Check every line below for the word "Comprehensive" and show those that hold it.
++++ Records ++++
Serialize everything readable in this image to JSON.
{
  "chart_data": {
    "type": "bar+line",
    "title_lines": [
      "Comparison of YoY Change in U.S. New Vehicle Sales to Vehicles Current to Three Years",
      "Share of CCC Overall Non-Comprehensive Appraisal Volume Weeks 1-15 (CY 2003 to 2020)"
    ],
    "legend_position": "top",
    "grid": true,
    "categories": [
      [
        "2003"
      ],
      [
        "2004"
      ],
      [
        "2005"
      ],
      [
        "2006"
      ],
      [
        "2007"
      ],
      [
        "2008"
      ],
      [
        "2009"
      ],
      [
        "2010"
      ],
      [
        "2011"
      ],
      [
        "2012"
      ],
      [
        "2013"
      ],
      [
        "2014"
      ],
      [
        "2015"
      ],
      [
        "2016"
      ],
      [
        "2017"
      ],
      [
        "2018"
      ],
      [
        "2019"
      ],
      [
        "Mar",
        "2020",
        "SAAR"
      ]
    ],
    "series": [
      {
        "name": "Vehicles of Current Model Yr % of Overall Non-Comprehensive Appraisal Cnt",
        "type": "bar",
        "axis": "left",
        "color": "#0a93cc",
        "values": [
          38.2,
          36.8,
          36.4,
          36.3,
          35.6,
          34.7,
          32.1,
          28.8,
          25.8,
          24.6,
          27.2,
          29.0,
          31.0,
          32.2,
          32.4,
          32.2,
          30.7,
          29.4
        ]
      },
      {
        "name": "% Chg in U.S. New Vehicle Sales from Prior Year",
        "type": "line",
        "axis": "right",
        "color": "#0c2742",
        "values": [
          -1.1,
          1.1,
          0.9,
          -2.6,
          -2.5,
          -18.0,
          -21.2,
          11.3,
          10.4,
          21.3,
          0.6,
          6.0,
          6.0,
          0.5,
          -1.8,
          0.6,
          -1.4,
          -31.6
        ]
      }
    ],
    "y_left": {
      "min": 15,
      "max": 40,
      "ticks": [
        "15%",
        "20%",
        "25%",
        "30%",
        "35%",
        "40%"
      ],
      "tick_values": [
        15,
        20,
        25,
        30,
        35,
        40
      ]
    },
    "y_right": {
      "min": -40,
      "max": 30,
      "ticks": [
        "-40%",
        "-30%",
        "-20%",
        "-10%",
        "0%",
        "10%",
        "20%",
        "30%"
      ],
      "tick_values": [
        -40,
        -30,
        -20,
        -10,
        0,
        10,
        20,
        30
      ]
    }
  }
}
++++
Written answer:
      "Share of CCC Overall Non-Comprehensive Appraisal Volume Weeks 1-15 (CY 2003 to 2020)"
        "name": "Vehicles of Current Model Yr % of Overall Non-Comprehensive Appraisal Cnt",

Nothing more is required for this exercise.